> Work to complete: Keep the pictures out of the copy and repeat the records exactly.

* Start Material provided *

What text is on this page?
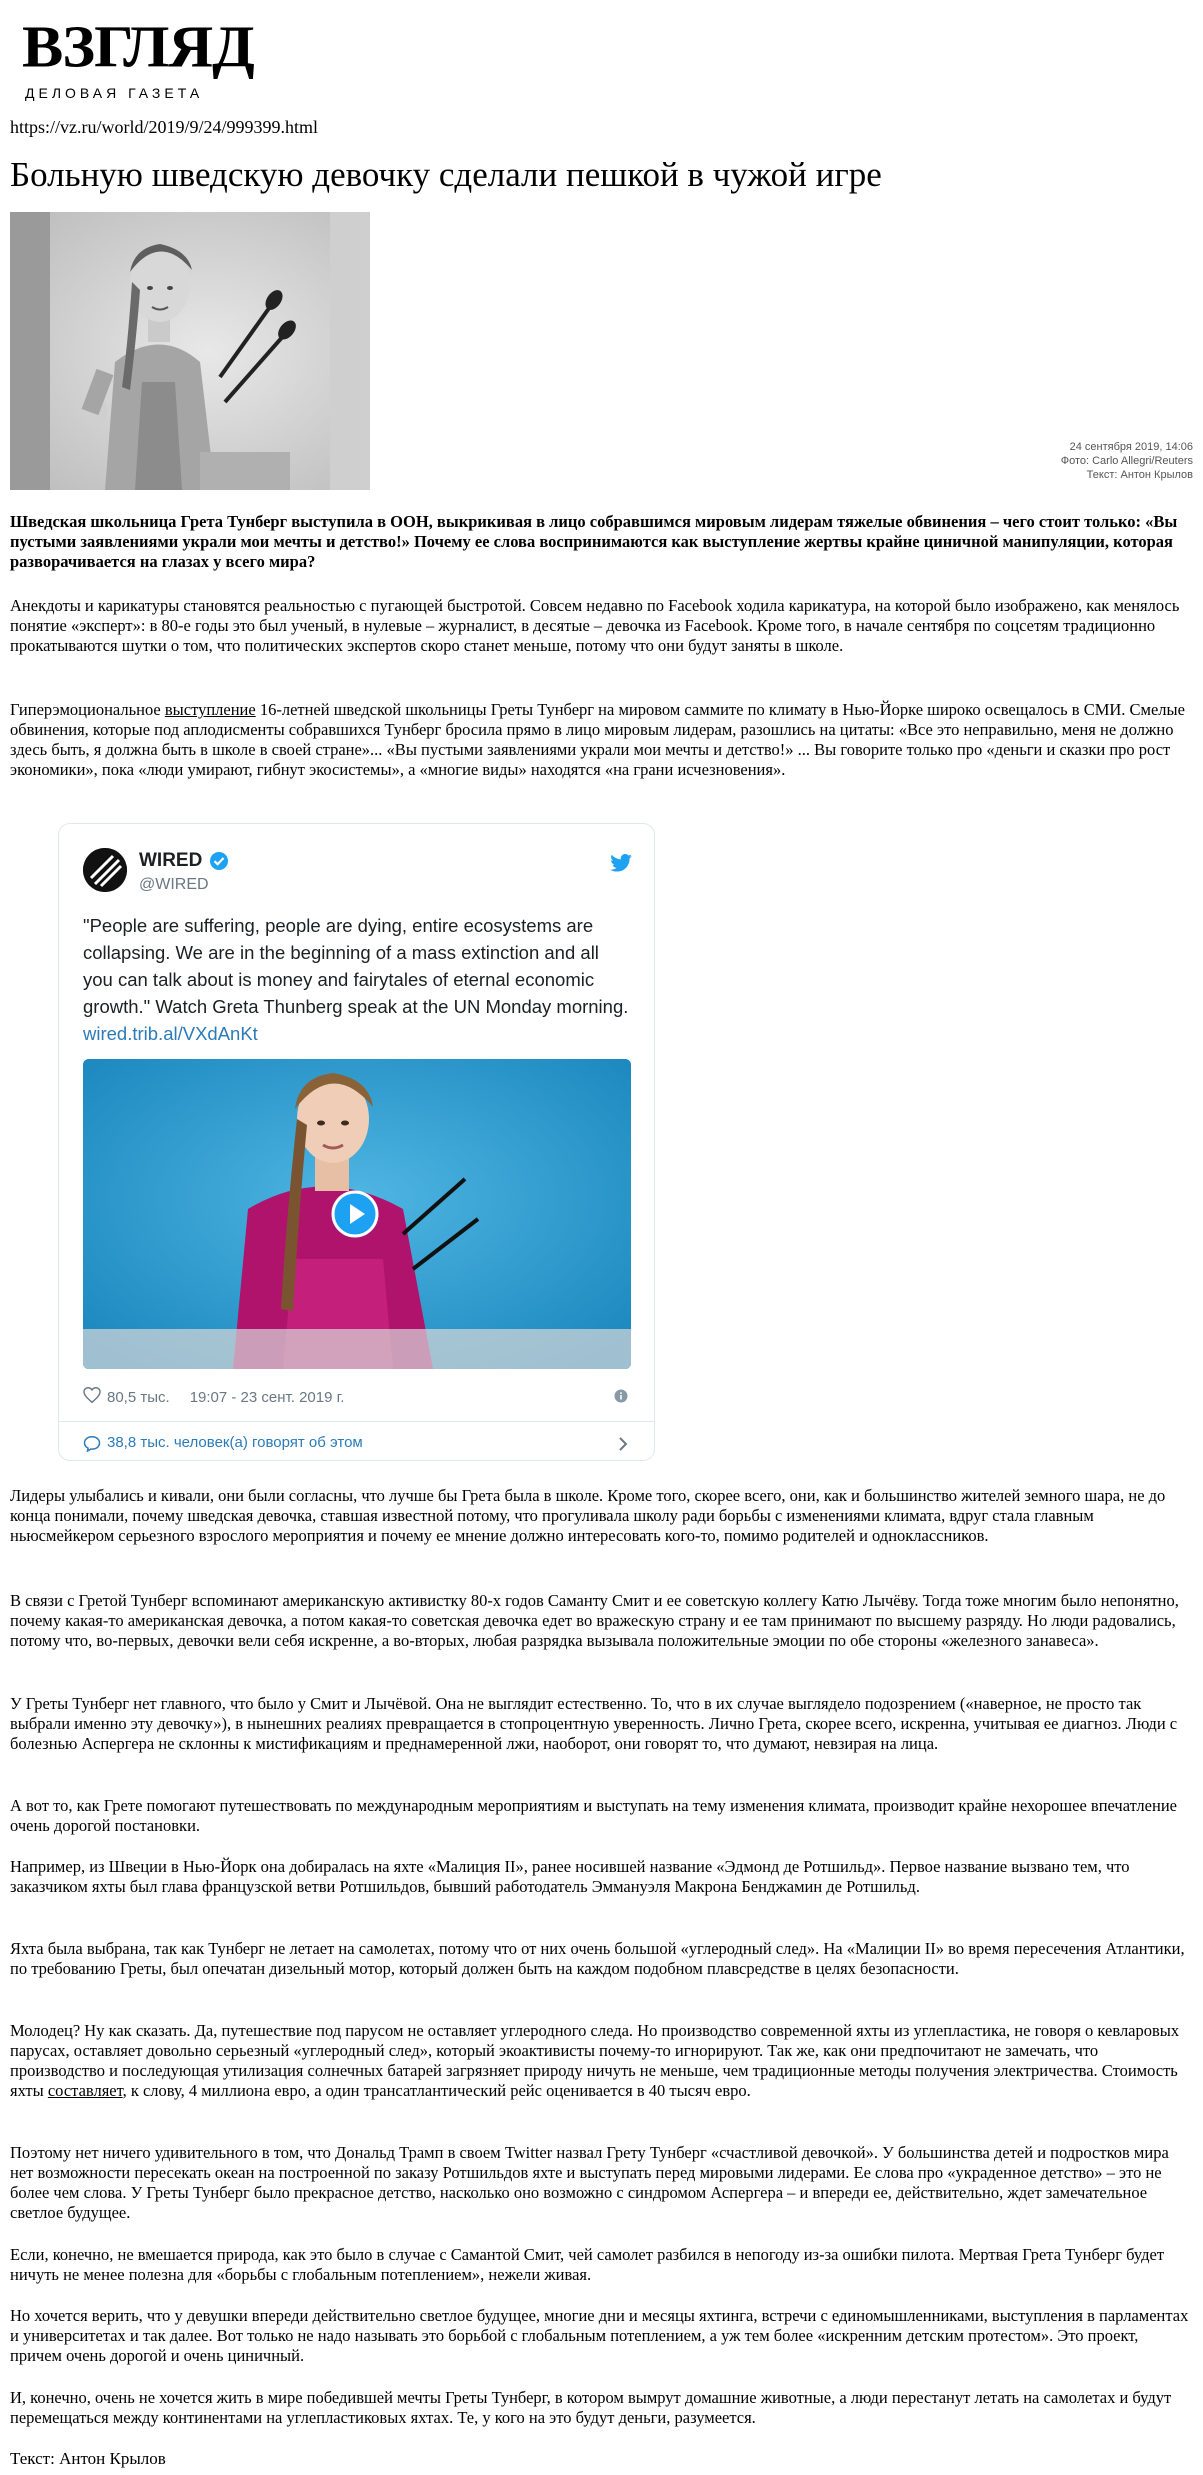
ВЗГЛЯД
ДЕЛОВАЯ ГАЗЕТА
https://vz.ru/world/2019/9/24/999399.html
Больную шведскую девочку сделали пешкой в чужой игре
24 сентября 2019, 14:06
Фото: Carlo Allegri/Reuters
Текст: Антон Крылов

Шведская школьница Грета Тунберг выступила в ООН, выкрикивая в лицо собравшимся мировым лидерам тяжелые обвинения – чего стоит только: «Вы пустыми заявлениями украли мои мечты и детство!» Почему ее слова воспринимаются как выступление жертвы крайне циничной манипуляции, которая разворачивается на глазах у всего мира?

Анекдоты и карикатуры становятся реальностью с пугающей быстротой. Совсем недавно по Facebook ходила карикатура, на которой было изображено, как менялось понятие «эксперт»: в 80-е годы это был ученый, в нулевые – журналист, в десятые – девочка из Facebook. Кроме того, в начале сентября по соцсетям традиционно прокатываются шутки о том, что политических экспертов скоро станет меньше, потому что они будут заняты в школе.

Гиперэмоциональное выступление 16-летней шведской школьницы Греты Тунберг на мировом саммите по климату в Нью-Йорке широко освещалось в СМИ. Смелые обвинения, которые под аплодисменты собравшихся Тунберг бросила прямо в лицо мировым лидерам, разошлись на цитаты: «Все это неправильно, меня не должно здесь быть, я должна быть в школе в своей стране»... «Вы пустыми заявлениями украли мои мечты и детство!» ... Вы говорите только про «деньги и сказки про рост экономики», пока «люди умирают, гибнут экосистемы», а «многие виды» находятся «на грани исчезновения».

WIRED
@WIRED

"People are suffering, people are dying, entire ecosystems are collapsing. We are in the beginning of a mass extinction and all you can talk about is money and fairytales of eternal economic growth." Watch Greta Thunberg speak at the UN Monday morning. wired.trib.al/VXdAnKt

80,5 тыс. 19:07 - 23 сент. 2019 г.
38,8 тыс. человек(а) говорят об этом

Лидеры улыбались и кивали, они были согласны, что лучше бы Грета была в школе. Кроме того, скорее всего, они, как и большинство жителей земного шара, не до конца понимали, почему шведская девочка, ставшая известной потому, что прогуливала школу ради борьбы с изменениями климата, вдруг стала главным ньюсмейкером серьезного взрослого мероприятия и почему ее мнение должно интересовать кого-то, помимо родителей и одноклассников.

В связи с Гретой Тунберг вспоминают американскую активистку 80-х годов Саманту Смит и ее советскую коллегу Катю Лычёву. Тогда тоже многим было непонятно, почему какая-то американская девочка, а потом какая-то советская девочка едет во вражескую страну и ее там принимают по высшему разряду. Но люди радовались, потому что, во-первых, девочки вели себя искренне, а во-вторых, любая разрядка вызывала положительные эмоции по обе стороны «железного занавеса».

У Греты Тунберг нет главного, что было у Смит и Лычёвой. Она не выглядит естественно. То, что в их случае выглядело подозрением («наверное, не просто так выбрали именно эту девочку»), в нынешних реалиях превращается в стопроцентную уверенность. Лично Грета, скорее всего, искренна, учитывая ее диагноз. Люди с болезнью Аспергера не склонны к мистификациям и преднамеренной лжи, наоборот, они говорят то, что думают, невзирая на лица.

А вот то, как Грете помогают путешествовать по международным мероприятиям и выступать на тему изменения климата, производит крайне нехорошее впечатление очень дорогой постановки.

Например, из Швеции в Нью-Йорк она добиралась на яхте «Малиция II», ранее носившей название «Эдмонд де Ротшильд». Первое название вызвано тем, что заказчиком яхты был глава французской ветви Ротшильдов, бывший работодатель Эммануэля Макрона Бенджамин де Ротшильд.

Яхта была выбрана, так как Тунберг не летает на самолетах, потому что от них очень большой «углеродный след». На «Малиции II» во время пересечения Атлантики, по требованию Греты, был опечатан дизельный мотор, который должен быть на каждом подобном плавсредстве в целях безопасности.

Молодец? Ну как сказать. Да, путешествие под парусом не оставляет углеродного следа. Но производство современной яхты из углепластика, не говоря о кевларовых парусах, оставляет довольно серьезный «углеродный след», который экоактивисты почему-то игнорируют. Так же, как они предпочитают не замечать, что производство и последующая утилизация солнечных батарей загрязняет природу ничуть не меньше, чем традиционные методы получения электричества. Стоимость яхты составляет, к слову, 4 миллиона евро, а один трансатлантический рейс оценивается в 40 тысяч евро.

Поэтому нет ничего удивительного в том, что Дональд Трамп в своем Twitter назвал Грету Тунберг «счастливой девочкой». У большинства детей и подростков мира нет возможности пересекать океан на построенной по заказу Ротшильдов яхте и выступать перед мировыми лидерами. Ее слова про «украденное детство» – это не более чем слова. У Греты Тунберг было прекрасное детство, насколько оно возможно с синдромом Аспергера – и впереди ее, действительно, ждет замечательное светлое будущее.

Если, конечно, не вмешается природа, как это было в случае с Самантой Смит, чей самолет разбился в непогоду из-за ошибки пилота. Мертвая Грета Тунберг будет ничуть не менее полезна для «борьбы с глобальным потеплением», нежели живая.

Но хочется верить, что у девушки впереди действительно светлое будущее, многие дни и месяцы яхтинга, встречи с единомышленниками, выступления в парламентах и университетах и так далее. Вот только не надо называть это борьбой с глобальным потеплением, а уж тем более «искренним детским протестом». Это проект, причем очень дорогой и очень циничный.

И, конечно, очень не хочется жить в мире победившей мечты Греты Тунберг, в котором вымрут домашние животные, а люди перестанут летать на самолетах и будут перемещаться между континентами на углепластиковых яхтах. Те, у кого на это будут деньги, разумеется.

Текст: Антон Крылов
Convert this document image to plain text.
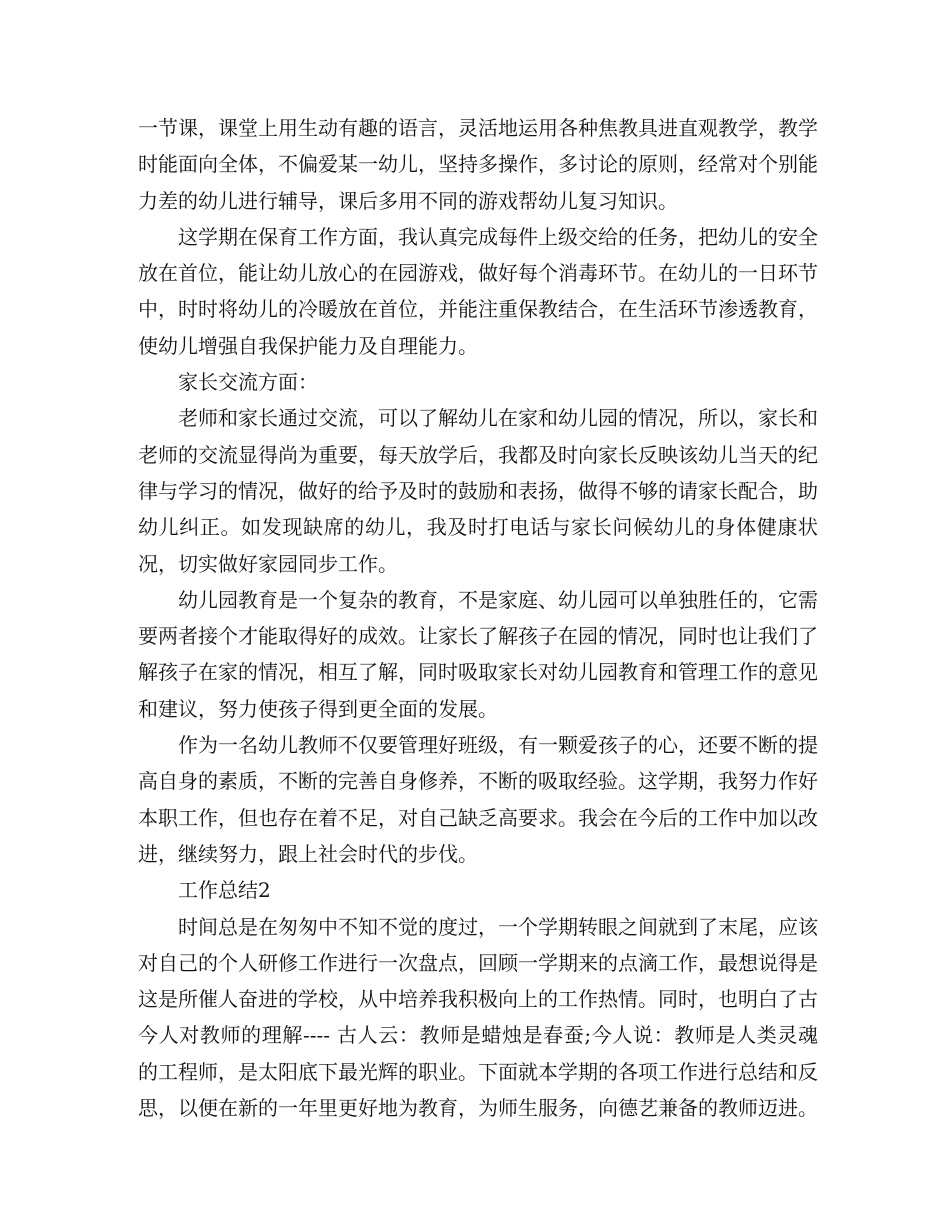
一节课，课堂上用生动有趣的语言，灵活地运用各种焦教具进直观教学，教学时能面向全体，不偏爱某一幼儿，坚持多操作，多讨论的原则，经常对个别能力差的幼儿进行辅导，课后多用不同的游戏帮幼儿复习知识。

这学期在保育工作方面，我认真完成每件上级交给的任务，把幼儿的安全放在首位，能让幼儿放心的在园游戏，做好每个消毒环节。在幼儿的一日环节中，时时将幼儿的冷暖放在首位，并能注重保教结合，在生活环节渗透教育，使幼儿增强自我保护能力及自理能力。

家长交流方面：

老师和家长通过交流，可以了解幼儿在家和幼儿园的情况，所以，家长和老师的交流显得尚为重要，每天放学后，我都及时向家长反映该幼儿当天的纪律与学习的情况，做好的给予及时的鼓励和表扬，做得不够的请家长配合，助幼儿纠正。如发现缺席的幼儿，我及时打电话与家长问候幼儿的身体健康状况，切实做好家园同步工作。

幼儿园教育是一个复杂的教育，不是家庭、幼儿园可以单独胜任的，它需要两者接个才能取得好的成效。让家长了解孩子在园的情况，同时也让我们了解孩子在家的情况，相互了解，同时吸取家长对幼儿园教育和管理工作的意见和建议，努力使孩子得到更全面的发展。

作为一名幼儿教师不仅要管理好班级，有一颗爱孩子的心，还要不断的提高自身的素质，不断的完善自身修养，不断的吸取经验。这学期，我努力作好本职工作，但也存在着不足，对自己缺乏高要求。我会在今后的工作中加以改进，继续努力，跟上社会时代的步伐。

工作总结2

时间总是在匆匆中不知不觉的度过，一个学期转眼之间就到了末尾，应该对自己的个人研修工作进行一次盘点，回顾一学期来的点滴工作，最想说得是这是所催人奋进的学校，从中培养我积极向上的工作热情。同时，也明白了古今人对教师的理解---- 古人云：教师是蜡烛是春蚕;今人说：教师是人类灵魂的工程师，是太阳底下最光辉的职业。下面就本学期的各项工作进行总结和反思，以便在新的一年里更好地为教育，为师生服务，向德艺兼备的教师迈进。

* End Material provided *

> Finished task:
What text is on this page?
ВЗГЛЯД
ДЕЛОВАЯ ГАЗЕТА
https://vz.ru/world/2019/9/24/999399.html
Больную шведскую девочку сделали пешкой в чужой игре
24 сентября 2019, 14:06
Фото: Carlo Allegri/Reuters
Текст: Антон Крылов

Шведская школьница Грета Тунберг выступила в ООН, выкрикивая в лицо собравшимся мировым лидерам тяжелые обвинения – чего стоит только: «Вы пустыми заявлениями украли мои мечты и детство!» Почему ее слова воспринимаются как выступление жертвы крайне циничной манипуляции, которая разворачивается на глазах у всего мира?

Анекдоты и карикатуры становятся реальностью с пугающей быстротой. Совсем недавно по Facebook ходила карикатура, на которой было изображено, как менялось понятие «эксперт»: в 80-е годы это был ученый, в нулевые – журналист, в десятые – девочка из Facebook. Кроме того, в начале сентября по соцсетям традиционно прокатываются шутки о том, что политических экспертов скоро станет меньше, потому что они будут заняты в школе.

Гиперэмоциональное выступление 16-летней шведской школьницы Греты Тунберг на мировом саммите по климату в Нью-Йорке широко освещалось в СМИ. Смелые обвинения, которые под аплодисменты собравшихся Тунберг бросила прямо в лицо мировым лидерам, разошлись на цитаты: «Все это неправильно, меня не должно здесь быть, я должна быть в школе в своей стране»... «Вы пустыми заявлениями украли мои мечты и детство!» ... Вы говорите только про «деньги и сказки про рост экономики», пока «люди умирают, гибнут экосистемы», а «многие виды» находятся «на грани исчезновения».

WIRED
@WIRED

"People are suffering, people are dying, entire ecosystems are collapsing. We are in the beginning of a mass extinction and all you can talk about is money and fairytales of eternal economic growth." Watch Greta Thunberg speak at the UN Monday morning. wired.trib.al/VXdAnKt

80,5 тыс. 19:07 - 23 сент. 2019 г.
38,8 тыс. человек(а) говорят об этом

Лидеры улыбались и кивали, они были согласны, что лучше бы Грета была в школе. Кроме того, скорее всего, они, как и большинство жителей земного шара, не до конца понимали, почему шведская девочка, ставшая известной потому, что прогуливала школу ради борьбы с изменениями климата, вдруг стала главным ньюсмейкером серьезного взрослого мероприятия и почему ее мнение должно интересовать кого-то, помимо родителей и одноклассников.

В связи с Гретой Тунберг вспоминают американскую активистку 80-х годов Саманту Смит и ее советскую коллегу Катю Лычёву. Тогда тоже многим было непонятно, почему какая-то американская девочка, а потом какая-то советская девочка едет во вражескую страну и ее там принимают по высшему разряду. Но люди радовались, потому что, во-первых, девочки вели себя искренне, а во-вторых, любая разрядка вызывала положительные эмоции по обе стороны «железного занавеса».

У Греты Тунберг нет главного, что было у Смит и Лычёвой. Она не выглядит естественно. То, что в их случае выглядело подозрением («наверное, не просто так выбрали именно эту девочку»), в нынешних реалиях превращается в стопроцентную уверенность. Лично Грета, скорее всего, искренна, учитывая ее диагноз. Люди с болезнью Аспергера не склонны к мистификациям и преднамеренной лжи, наоборот, они говорят то, что думают, невзирая на лица.

А вот то, как Грете помогают путешествовать по международным мероприятиям и выступать на тему изменения климата, производит крайне нехорошее впечатление очень дорогой постановки.

Например, из Швеции в Нью-Йорк она добиралась на яхте «Малиция II», ранее носившей название «Эдмонд де Ротшильд». Первое название вызвано тем, что заказчиком яхты был глава французской ветви Ротшильдов, бывший работодатель Эммануэля Макрона Бенджамин де Ротшильд.

Яхта была выбрана, так как Тунберг не летает на самолетах, потому что от них очень большой «углеродный след». На «Малиции II» во время пересечения Атлантики, по требованию Греты, был опечатан дизельный мотор, который должен быть на каждом подобном плавсредстве в целях безопасности.

Молодец? Ну как сказать. Да, путешествие под парусом не оставляет углеродного следа. Но производство современной яхты из углепластика, не говоря о кевларовых парусах, оставляет довольно серьезный «углеродный след», который экоактивисты почему-то игнорируют. Так же, как они предпочитают не замечать, что производство и последующая утилизация солнечных батарей загрязняет природу ничуть не меньше, чем традиционные методы получения электричества. Стоимость яхты составляет, к слову, 4 миллиона евро, а один трансатлантический рейс оценивается в 40 тысяч евро.

Поэтому нет ничего удивительного в том, что Дональд Трамп в своем Twitter назвал Грету Тунберг «счастливой девочкой». У большинства детей и подростков мира нет возможности пересекать океан на построенной по заказу Ротшильдов яхте и выступать перед мировыми лидерами. Ее слова про «украденное детство» – это не более чем слова. У Греты Тунберг было прекрасное детство, насколько оно возможно с синдромом Аспергера – и впереди ее, действительно, ждет замечательное светлое будущее.

Если, конечно, не вмешается природа, как это было в случае с Самантой Смит, чей самолет разбился в непогоду из-за ошибки пилота. Мертвая Грета Тунберг будет ничуть не менее полезна для «борьбы с глобальным потеплением», нежели живая.

Но хочется верить, что у девушки впереди действительно светлое будущее, многие дни и месяцы яхтинга, встречи с единомышленниками, выступления в парламентах и университетах и так далее. Вот только не надо называть это борьбой с глобальным потеплением, а уж тем более «искренним детским протестом». Это проект, причем очень дорогой и очень циничный.

И, конечно, очень не хочется жить в мире победившей мечты Греты Тунберг, в котором вымрут домашние животные, а люди перестанут летать на самолетах и будут перемещаться между континентами на углепластиковых яхтах. Те, у кого на это будут деньги, разумеется.

Текст: Антон Крылов
Convert this document image to plain text.
一节课，课堂上用生动有趣的语言，灵活地运用各种焦教具进直观教学，教学时能面向全体，不偏爱某一幼儿，坚持多操作，多讨论的原则，经常对个别能力差的幼儿进行辅导，课后多用不同的游戏帮幼儿复习知识。

这学期在保育工作方面，我认真完成每件上级交给的任务，把幼儿的安全放在首位，能让幼儿放心的在园游戏，做好每个消毒环节。在幼儿的一日环节中，时时将幼儿的冷暖放在首位，并能注重保教结合，在生活环节渗透教育，使幼儿增强自我保护能力及自理能力。

家长交流方面：

老师和家长通过交流，可以了解幼儿在家和幼儿园的情况，所以，家长和老师的交流显得尚为重要，每天放学后，我都及时向家长反映该幼儿当天的纪律与学习的情况，做好的给予及时的鼓励和表扬，做得不够的请家长配合，助幼儿纠正。如发现缺席的幼儿，我及时打电话与家长问候幼儿的身体健康状况，切实做好家园同步工作。

幼儿园教育是一个复杂的教育，不是家庭、幼儿园可以单独胜任的，它需要两者接个才能取得好的成效。让家长了解孩子在园的情况，同时也让我们了解孩子在家的情况，相互了解，同时吸取家长对幼儿园教育和管理工作的意见和建议，努力使孩子得到更全面的发展。

作为一名幼儿教师不仅要管理好班级，有一颗爱孩子的心，还要不断的提高自身的素质，不断的完善自身修养，不断的吸取经验。这学期，我努力作好本职工作，但也存在着不足，对自己缺乏高要求。我会在今后的工作中加以改进，继续努力，跟上社会时代的步伐。

工作总结2

时间总是在匆匆中不知不觉的度过，一个学期转眼之间就到了末尾，应该对自己的个人研修工作进行一次盘点，回顾一学期来的点滴工作，最想说得是这是所催人奋进的学校，从中培养我积极向上的工作热情。同时，也明白了古今人对教师的理解---- 古人云：教师是蜡烛是春蚕;今人说：教师是人类灵魂的工程师，是太阳底下最光辉的职业。下面就本学期的各项工作进行总结和反思，以便在新的一年里更好地为教育，为师生服务，向德艺兼备的教师迈进。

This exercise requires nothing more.